● Challenge:
Can you write out the material below word for word, from the line with "list all visible" to the line with "- staticText: About", and leave the pictures out?

(Region annotation records)
******************************

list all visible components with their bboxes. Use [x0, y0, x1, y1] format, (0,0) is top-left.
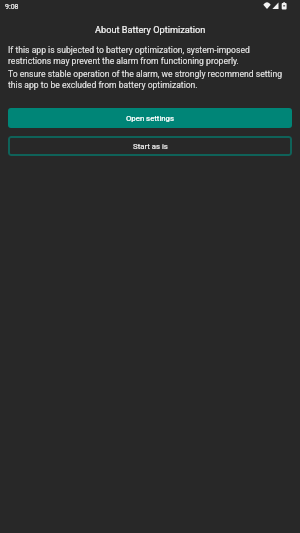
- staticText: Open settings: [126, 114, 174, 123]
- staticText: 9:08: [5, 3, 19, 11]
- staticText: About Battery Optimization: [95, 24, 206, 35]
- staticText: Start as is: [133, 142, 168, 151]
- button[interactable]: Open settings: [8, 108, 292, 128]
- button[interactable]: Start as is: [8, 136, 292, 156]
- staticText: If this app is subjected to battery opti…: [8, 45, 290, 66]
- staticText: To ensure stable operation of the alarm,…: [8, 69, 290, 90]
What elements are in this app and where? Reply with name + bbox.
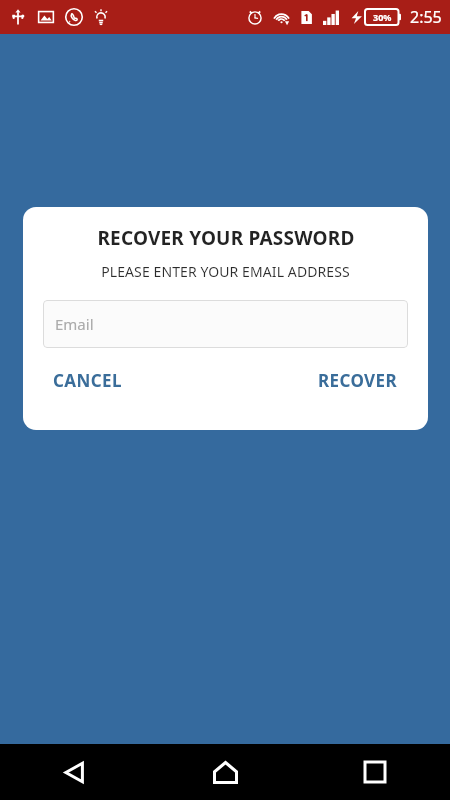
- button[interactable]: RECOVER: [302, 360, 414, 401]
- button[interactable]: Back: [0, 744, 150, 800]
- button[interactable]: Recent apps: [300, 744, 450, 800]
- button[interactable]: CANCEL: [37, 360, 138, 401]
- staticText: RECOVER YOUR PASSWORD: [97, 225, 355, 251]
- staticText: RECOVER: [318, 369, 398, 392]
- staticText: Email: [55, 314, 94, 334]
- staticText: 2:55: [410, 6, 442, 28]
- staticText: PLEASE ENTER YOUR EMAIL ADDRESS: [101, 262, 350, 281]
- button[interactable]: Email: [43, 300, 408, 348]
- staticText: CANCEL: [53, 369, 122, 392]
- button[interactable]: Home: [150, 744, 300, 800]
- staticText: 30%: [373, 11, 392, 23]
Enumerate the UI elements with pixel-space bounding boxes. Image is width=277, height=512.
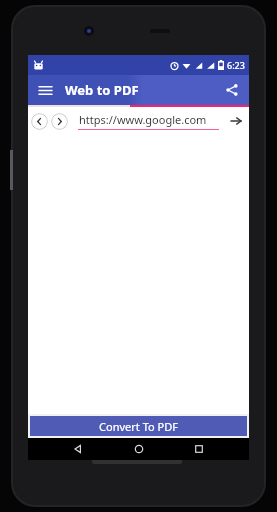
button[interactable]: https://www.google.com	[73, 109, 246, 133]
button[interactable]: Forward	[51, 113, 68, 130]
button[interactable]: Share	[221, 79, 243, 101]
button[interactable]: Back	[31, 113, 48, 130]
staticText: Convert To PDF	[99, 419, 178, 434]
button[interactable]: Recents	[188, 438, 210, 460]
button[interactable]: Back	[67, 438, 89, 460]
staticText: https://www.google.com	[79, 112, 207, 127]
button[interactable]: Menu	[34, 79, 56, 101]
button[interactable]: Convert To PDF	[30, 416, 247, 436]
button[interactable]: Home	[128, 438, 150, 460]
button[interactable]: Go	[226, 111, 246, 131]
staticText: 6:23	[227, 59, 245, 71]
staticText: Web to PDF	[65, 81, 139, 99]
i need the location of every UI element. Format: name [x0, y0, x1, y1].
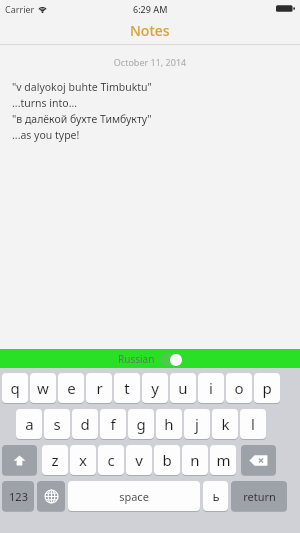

******************************

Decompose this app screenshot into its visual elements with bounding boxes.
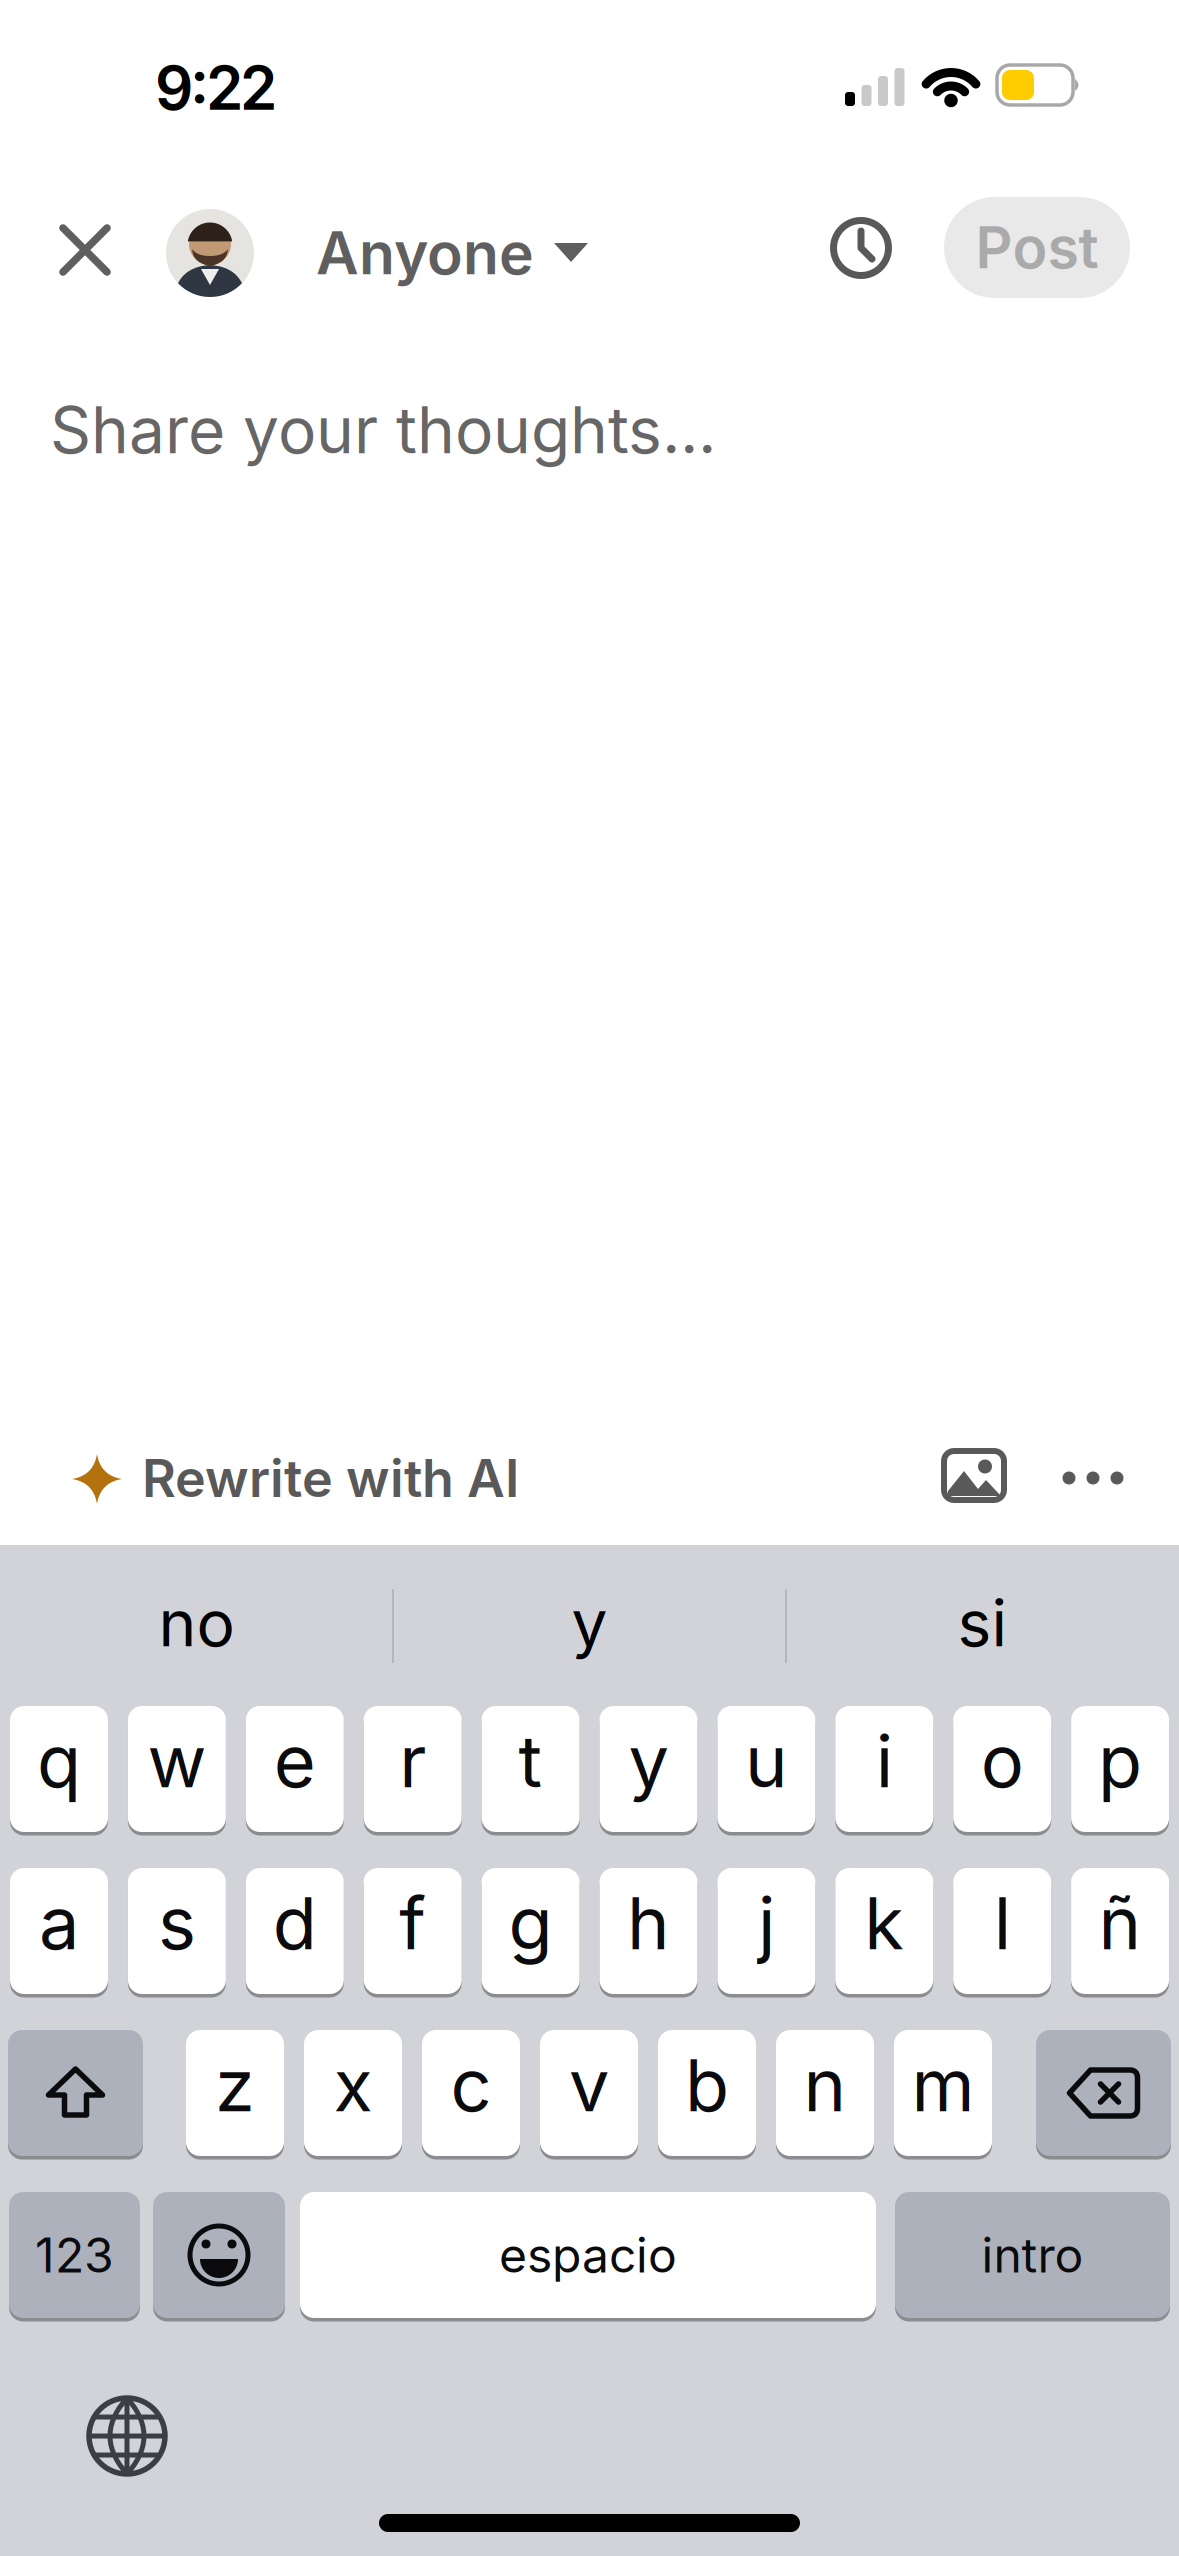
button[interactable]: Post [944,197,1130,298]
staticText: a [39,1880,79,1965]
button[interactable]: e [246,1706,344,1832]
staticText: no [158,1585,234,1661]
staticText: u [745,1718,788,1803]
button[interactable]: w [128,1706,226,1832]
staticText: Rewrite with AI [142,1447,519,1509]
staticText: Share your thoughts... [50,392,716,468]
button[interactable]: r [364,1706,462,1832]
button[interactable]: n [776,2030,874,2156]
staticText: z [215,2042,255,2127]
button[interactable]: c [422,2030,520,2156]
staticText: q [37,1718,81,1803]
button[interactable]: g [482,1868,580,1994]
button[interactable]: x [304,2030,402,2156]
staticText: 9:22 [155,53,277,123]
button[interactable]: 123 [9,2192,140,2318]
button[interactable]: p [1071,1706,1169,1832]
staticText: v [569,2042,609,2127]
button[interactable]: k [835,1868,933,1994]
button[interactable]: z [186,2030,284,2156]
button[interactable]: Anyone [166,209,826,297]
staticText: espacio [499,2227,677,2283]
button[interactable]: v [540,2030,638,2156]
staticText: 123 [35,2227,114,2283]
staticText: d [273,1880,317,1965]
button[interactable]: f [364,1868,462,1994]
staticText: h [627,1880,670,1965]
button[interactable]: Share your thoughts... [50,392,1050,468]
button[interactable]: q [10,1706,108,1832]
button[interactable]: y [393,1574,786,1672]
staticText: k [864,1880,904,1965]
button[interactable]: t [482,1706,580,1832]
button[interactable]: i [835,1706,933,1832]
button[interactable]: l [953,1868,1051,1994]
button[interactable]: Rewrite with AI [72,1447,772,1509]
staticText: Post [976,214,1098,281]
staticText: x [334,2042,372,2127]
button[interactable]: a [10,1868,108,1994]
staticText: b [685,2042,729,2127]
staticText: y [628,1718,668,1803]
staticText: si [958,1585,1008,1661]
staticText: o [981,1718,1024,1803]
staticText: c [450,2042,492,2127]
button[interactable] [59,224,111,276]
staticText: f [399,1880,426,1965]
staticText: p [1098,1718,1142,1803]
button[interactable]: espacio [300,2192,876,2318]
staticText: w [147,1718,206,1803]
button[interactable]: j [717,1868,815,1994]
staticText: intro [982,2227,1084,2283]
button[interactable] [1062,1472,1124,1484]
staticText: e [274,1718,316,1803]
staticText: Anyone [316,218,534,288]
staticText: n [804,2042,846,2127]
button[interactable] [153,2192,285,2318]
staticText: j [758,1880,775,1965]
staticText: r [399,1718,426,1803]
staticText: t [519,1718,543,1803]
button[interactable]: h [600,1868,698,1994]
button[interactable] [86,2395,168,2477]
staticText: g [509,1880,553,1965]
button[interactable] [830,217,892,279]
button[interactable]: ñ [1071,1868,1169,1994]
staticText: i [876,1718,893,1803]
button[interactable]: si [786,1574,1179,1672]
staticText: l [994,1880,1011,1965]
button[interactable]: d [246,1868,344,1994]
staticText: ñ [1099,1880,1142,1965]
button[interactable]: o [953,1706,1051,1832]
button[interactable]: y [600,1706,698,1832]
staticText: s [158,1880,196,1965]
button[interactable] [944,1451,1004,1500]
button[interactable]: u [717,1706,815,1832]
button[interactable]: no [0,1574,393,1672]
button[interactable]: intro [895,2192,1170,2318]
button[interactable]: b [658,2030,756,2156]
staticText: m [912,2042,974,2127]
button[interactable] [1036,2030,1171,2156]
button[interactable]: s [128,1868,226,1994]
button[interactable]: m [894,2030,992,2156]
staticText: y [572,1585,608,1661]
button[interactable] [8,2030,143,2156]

******************************

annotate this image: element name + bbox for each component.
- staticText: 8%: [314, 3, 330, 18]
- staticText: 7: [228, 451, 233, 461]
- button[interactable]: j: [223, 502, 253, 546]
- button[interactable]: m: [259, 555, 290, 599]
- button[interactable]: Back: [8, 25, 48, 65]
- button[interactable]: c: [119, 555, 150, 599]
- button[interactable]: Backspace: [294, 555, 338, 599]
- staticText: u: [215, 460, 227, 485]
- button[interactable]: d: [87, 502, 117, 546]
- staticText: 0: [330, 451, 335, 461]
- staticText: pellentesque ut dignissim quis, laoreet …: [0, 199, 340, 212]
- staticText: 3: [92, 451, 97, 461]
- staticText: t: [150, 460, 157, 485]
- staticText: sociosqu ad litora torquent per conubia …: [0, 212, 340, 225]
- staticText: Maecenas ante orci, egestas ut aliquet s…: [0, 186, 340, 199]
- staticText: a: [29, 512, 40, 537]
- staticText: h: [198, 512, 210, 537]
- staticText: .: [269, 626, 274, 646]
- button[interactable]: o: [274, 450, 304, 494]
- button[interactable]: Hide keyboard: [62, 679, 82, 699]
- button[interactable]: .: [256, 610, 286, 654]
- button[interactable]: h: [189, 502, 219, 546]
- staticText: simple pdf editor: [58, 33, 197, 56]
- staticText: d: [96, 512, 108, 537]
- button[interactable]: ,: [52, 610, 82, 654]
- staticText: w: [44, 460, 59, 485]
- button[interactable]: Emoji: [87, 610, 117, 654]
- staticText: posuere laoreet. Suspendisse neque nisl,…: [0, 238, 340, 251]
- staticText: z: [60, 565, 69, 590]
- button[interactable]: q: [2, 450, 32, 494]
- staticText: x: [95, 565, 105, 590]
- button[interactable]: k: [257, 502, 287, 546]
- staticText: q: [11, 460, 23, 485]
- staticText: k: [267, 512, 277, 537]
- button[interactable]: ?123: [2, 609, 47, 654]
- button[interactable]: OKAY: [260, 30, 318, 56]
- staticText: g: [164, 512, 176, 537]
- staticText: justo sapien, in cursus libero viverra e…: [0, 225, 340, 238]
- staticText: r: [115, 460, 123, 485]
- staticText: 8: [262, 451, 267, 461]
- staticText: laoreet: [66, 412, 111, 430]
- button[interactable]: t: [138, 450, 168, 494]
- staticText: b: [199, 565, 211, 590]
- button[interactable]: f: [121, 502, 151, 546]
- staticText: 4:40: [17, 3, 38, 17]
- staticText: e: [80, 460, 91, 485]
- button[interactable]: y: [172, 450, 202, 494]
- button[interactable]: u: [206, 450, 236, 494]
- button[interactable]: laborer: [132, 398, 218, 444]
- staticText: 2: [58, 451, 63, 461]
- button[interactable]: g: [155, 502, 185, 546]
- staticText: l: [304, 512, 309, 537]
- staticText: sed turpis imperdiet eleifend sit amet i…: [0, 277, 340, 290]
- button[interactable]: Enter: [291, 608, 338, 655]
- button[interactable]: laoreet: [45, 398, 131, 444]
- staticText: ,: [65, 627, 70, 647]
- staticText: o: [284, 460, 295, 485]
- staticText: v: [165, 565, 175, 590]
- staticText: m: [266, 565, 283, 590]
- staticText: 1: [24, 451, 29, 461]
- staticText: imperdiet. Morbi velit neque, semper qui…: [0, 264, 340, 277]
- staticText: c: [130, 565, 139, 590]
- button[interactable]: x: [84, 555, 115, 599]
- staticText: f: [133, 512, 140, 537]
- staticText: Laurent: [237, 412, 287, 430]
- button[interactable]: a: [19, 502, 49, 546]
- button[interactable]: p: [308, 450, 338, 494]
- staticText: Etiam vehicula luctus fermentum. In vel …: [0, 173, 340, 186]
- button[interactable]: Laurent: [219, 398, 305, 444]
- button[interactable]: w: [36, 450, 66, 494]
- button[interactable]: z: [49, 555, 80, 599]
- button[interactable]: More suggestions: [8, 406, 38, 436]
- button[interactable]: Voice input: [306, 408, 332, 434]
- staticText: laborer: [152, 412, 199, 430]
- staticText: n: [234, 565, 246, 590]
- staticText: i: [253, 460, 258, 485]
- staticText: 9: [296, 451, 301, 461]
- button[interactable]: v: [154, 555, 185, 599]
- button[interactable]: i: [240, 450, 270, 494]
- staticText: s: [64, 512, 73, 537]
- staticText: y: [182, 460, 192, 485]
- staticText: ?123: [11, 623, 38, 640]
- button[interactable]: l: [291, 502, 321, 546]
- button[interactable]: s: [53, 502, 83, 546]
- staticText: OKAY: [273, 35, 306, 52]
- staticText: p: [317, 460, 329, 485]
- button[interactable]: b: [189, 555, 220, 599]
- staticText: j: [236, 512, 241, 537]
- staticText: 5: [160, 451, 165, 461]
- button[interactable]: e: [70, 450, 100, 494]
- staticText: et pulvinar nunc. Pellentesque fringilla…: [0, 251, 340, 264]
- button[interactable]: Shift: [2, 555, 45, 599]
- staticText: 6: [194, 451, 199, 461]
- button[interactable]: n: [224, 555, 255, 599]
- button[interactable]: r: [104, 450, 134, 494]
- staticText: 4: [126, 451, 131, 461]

******************************

● Complete output:
list all visible components with their bboxes. Use [x0, y0, x1, y1] format, (0,0) is top-left.
- staticText: Open settings: [126, 114, 174, 123]
- staticText: 9:08: [5, 3, 19, 11]
- staticText: About Battery Optimization: [95, 24, 206, 35]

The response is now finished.